◆ RECORDS FOR THIS EXERCISE:
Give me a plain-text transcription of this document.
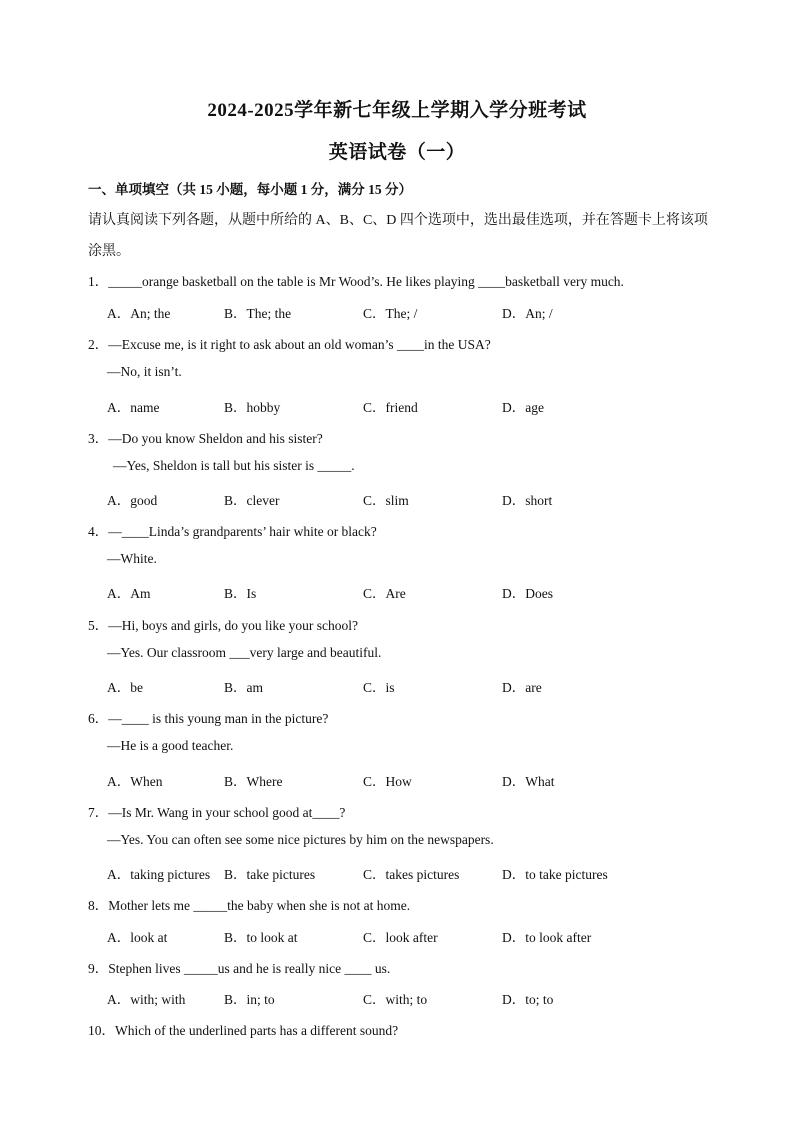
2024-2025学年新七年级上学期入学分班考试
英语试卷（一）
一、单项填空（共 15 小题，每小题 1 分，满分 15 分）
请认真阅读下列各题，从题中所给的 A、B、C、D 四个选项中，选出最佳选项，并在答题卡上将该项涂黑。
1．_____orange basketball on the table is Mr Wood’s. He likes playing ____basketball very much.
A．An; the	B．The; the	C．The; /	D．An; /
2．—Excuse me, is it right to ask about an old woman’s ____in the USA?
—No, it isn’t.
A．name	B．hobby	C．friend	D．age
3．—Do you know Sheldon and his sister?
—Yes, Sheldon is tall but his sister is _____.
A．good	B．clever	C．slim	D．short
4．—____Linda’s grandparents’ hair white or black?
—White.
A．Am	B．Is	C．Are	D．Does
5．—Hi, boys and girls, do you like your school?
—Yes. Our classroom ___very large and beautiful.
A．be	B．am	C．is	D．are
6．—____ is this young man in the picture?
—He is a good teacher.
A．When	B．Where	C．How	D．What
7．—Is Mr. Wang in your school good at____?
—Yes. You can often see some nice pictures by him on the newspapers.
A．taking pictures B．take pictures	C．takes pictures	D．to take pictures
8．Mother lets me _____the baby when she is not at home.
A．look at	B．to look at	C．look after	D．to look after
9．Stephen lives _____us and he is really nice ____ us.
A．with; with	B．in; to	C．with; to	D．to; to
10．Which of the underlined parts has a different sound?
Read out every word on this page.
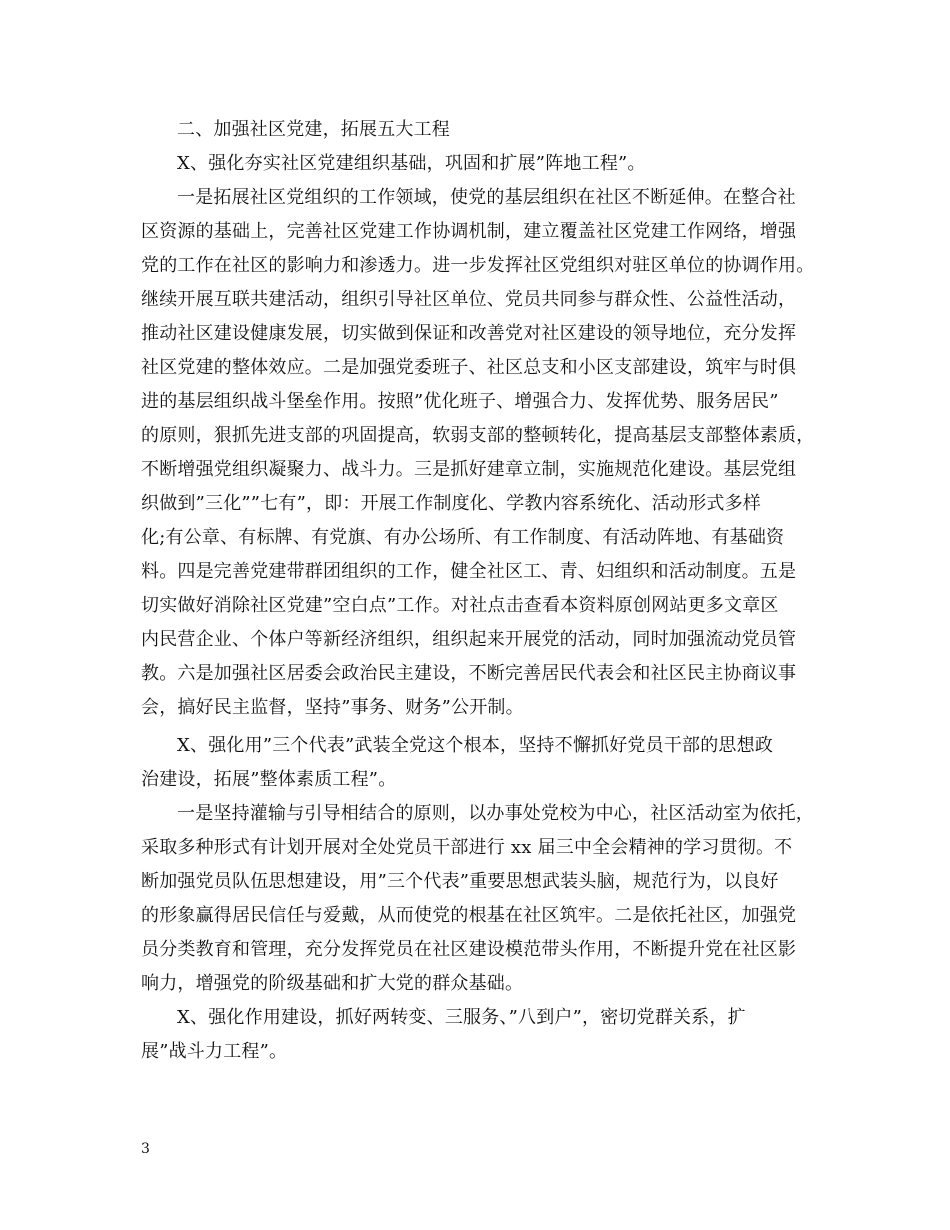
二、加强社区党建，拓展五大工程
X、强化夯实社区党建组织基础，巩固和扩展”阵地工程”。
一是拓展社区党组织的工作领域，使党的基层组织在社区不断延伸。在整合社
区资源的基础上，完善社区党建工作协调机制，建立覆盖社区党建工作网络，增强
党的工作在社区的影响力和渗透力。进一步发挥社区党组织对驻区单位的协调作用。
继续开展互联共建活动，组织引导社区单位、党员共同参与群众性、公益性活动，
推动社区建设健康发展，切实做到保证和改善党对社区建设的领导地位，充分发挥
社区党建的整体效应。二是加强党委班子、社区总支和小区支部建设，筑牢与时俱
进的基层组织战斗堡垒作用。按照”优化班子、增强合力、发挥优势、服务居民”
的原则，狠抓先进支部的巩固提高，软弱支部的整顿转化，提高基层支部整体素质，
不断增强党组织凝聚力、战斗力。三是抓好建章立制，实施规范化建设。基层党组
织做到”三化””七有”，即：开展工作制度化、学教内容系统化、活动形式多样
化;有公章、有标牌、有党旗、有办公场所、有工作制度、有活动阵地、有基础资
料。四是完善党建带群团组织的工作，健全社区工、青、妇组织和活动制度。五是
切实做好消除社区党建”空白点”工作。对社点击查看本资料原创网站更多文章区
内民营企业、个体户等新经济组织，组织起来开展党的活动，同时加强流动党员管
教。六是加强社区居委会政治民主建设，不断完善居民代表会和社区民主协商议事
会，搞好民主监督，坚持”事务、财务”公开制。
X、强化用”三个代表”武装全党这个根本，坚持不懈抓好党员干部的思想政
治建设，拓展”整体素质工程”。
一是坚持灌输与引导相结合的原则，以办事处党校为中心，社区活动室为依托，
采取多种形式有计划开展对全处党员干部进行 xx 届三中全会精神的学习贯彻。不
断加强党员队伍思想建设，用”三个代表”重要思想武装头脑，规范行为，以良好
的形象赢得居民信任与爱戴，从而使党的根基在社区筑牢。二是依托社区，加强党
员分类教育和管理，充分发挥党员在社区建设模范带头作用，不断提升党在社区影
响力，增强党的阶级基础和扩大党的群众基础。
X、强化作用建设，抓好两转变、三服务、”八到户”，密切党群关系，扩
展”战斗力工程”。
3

* * *

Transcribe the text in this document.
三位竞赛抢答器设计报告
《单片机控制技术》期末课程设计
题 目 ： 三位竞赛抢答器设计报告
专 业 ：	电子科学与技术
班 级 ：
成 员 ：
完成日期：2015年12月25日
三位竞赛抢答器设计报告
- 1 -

...

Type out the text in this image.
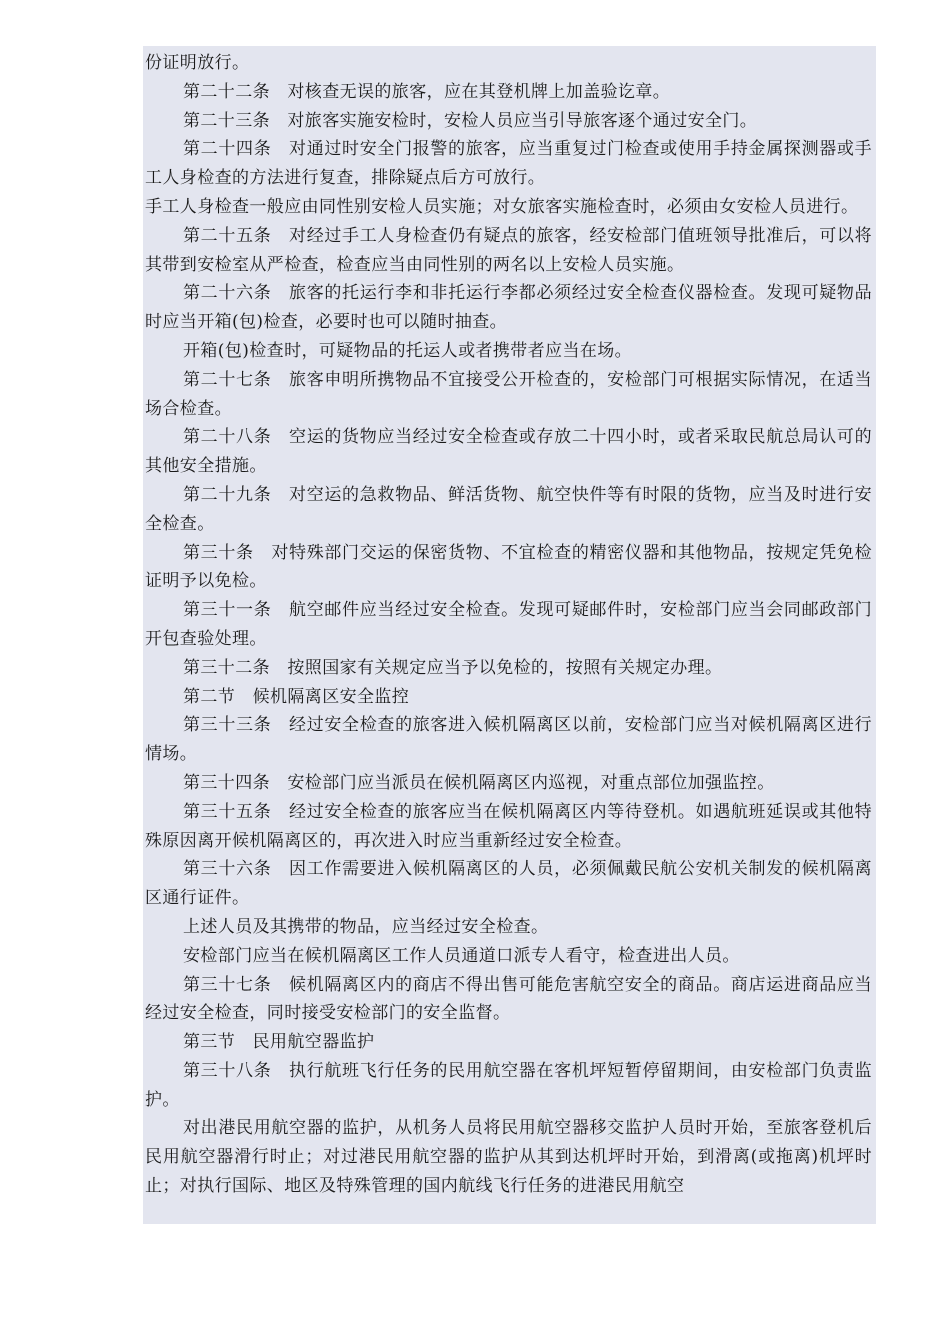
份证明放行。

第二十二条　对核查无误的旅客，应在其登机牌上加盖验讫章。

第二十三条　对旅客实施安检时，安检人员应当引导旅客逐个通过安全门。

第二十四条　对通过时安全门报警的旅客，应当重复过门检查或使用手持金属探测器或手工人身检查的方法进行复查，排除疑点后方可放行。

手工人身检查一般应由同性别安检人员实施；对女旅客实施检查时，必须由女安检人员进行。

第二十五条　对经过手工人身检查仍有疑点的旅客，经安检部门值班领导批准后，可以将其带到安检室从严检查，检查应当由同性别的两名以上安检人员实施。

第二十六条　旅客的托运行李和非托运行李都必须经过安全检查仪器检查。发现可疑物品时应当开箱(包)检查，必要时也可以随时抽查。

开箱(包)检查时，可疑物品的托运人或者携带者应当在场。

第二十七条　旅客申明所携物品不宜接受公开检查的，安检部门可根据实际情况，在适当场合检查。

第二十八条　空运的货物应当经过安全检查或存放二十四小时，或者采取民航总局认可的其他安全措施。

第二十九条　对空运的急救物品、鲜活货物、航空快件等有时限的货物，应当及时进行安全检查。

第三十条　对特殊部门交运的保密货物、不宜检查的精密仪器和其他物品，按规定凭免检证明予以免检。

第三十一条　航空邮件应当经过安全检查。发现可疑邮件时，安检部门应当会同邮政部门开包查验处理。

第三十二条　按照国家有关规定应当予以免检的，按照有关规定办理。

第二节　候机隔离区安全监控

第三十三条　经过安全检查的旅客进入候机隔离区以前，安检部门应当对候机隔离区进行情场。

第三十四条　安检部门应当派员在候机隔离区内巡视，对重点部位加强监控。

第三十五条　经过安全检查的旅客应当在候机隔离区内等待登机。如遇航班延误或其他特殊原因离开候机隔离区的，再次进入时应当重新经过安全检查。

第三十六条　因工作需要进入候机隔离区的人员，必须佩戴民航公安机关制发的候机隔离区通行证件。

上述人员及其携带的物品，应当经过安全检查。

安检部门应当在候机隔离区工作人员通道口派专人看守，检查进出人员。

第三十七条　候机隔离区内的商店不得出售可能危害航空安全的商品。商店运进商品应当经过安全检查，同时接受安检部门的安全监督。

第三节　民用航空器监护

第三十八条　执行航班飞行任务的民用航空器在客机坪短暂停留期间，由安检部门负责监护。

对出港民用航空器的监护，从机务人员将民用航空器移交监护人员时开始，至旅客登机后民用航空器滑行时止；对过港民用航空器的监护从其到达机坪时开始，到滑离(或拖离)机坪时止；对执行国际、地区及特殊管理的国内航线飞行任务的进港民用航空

◆ THE PROBLEM: List all lines from the entries that include the word "good".

◆ THE RESULT:
A．good	B．clever	C．slim	D．short
—He is a good teacher.
7．—Is Mr. Wang in your school good at____?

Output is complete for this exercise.